WHAT TO PRODUCE:
Show every line of the records below that contains the word "unten".

EXERCISE MATERIALS:
--- begin ---
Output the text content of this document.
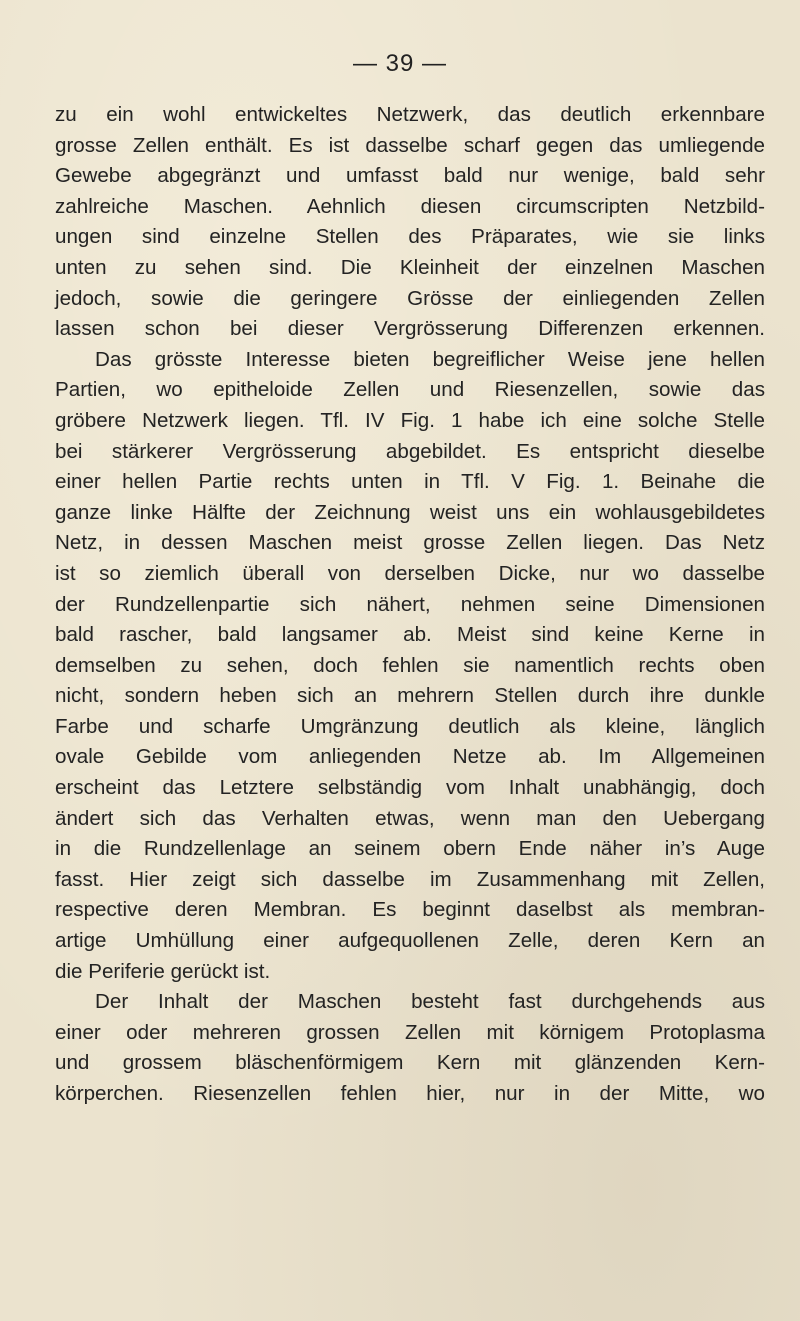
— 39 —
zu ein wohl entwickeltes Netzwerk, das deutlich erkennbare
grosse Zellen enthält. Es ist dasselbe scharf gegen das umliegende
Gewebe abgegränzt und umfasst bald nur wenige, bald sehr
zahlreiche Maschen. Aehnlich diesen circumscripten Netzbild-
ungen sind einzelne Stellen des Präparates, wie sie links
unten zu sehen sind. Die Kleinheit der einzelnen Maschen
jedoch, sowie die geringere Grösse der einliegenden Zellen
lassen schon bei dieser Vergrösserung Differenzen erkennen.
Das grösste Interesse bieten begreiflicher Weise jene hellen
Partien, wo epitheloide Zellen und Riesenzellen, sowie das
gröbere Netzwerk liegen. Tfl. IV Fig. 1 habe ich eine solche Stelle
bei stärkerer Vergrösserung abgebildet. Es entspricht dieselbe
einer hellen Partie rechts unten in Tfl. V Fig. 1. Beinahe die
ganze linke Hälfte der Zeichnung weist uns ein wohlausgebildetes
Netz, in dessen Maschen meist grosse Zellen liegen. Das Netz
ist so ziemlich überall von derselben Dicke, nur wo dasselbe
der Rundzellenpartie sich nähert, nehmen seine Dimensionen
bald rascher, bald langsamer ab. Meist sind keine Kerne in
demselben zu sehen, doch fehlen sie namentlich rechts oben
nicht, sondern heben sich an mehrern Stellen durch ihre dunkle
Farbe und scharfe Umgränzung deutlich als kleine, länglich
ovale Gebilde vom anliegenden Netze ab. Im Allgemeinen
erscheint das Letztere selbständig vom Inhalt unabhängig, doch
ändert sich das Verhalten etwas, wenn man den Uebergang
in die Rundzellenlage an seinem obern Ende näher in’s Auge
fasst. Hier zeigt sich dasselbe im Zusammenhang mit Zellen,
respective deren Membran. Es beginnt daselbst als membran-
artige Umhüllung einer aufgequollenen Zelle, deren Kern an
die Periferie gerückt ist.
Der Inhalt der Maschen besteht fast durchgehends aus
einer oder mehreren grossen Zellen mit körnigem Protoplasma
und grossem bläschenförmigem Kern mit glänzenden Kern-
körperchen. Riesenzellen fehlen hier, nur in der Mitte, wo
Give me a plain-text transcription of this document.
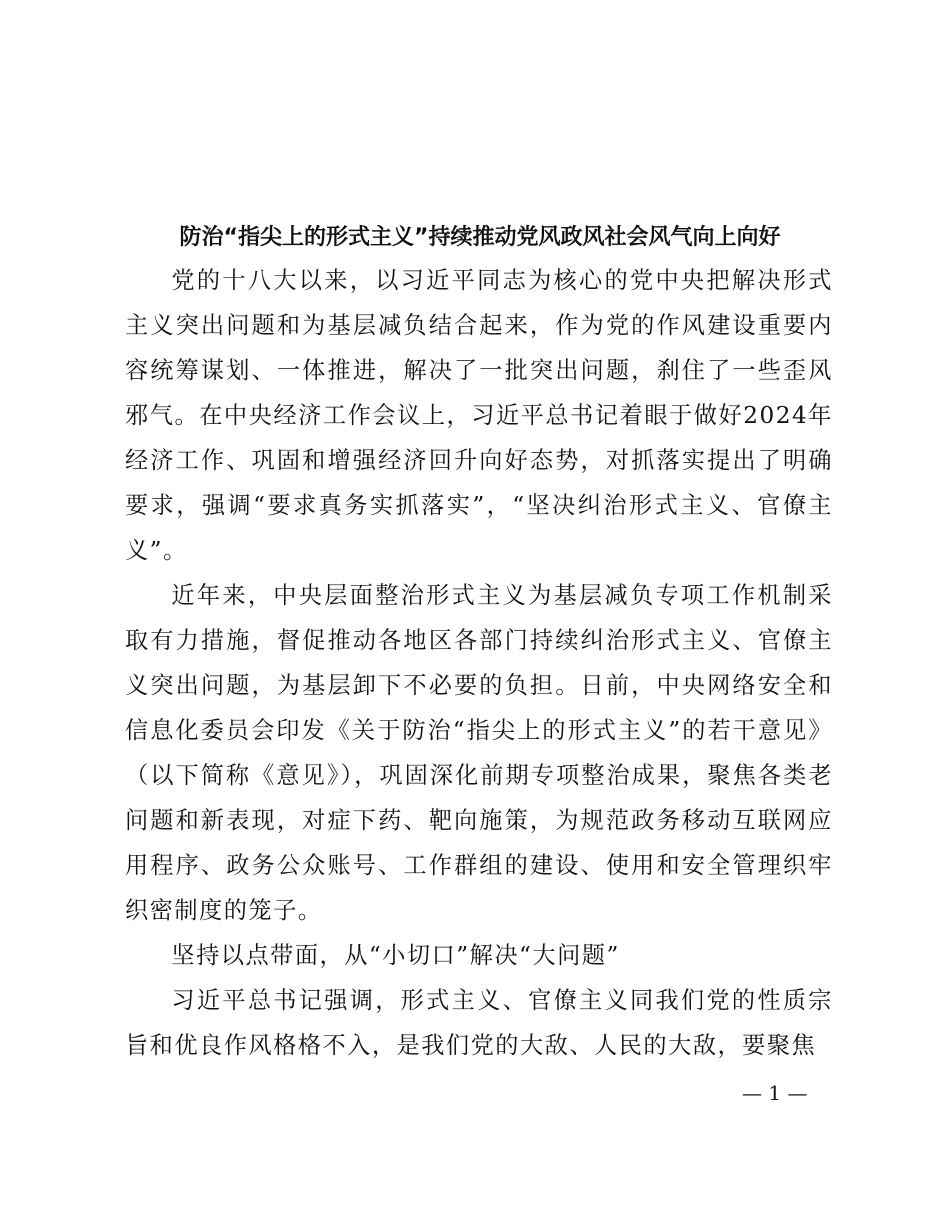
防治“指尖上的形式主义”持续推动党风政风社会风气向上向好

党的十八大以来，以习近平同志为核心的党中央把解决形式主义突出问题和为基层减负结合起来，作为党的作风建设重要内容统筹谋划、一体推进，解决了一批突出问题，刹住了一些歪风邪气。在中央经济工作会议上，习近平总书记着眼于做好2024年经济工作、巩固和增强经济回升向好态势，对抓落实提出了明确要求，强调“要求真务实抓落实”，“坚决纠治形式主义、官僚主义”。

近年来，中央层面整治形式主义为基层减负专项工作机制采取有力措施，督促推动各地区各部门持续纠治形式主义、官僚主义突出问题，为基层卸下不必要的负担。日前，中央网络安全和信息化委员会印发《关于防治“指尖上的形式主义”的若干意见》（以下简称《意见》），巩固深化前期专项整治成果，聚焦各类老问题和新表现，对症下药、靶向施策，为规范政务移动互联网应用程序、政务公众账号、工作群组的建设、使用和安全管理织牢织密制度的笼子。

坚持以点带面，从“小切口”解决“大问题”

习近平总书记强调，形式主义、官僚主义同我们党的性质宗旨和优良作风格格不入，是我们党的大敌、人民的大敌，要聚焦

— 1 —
--- end ---
REPLY TO THE TASK:
unten zu sehen sind. Die Kleinheit der einzelnen Maschen
einer hellen Partie rechts unten in Tfl. V Fig. 1. Beinahe die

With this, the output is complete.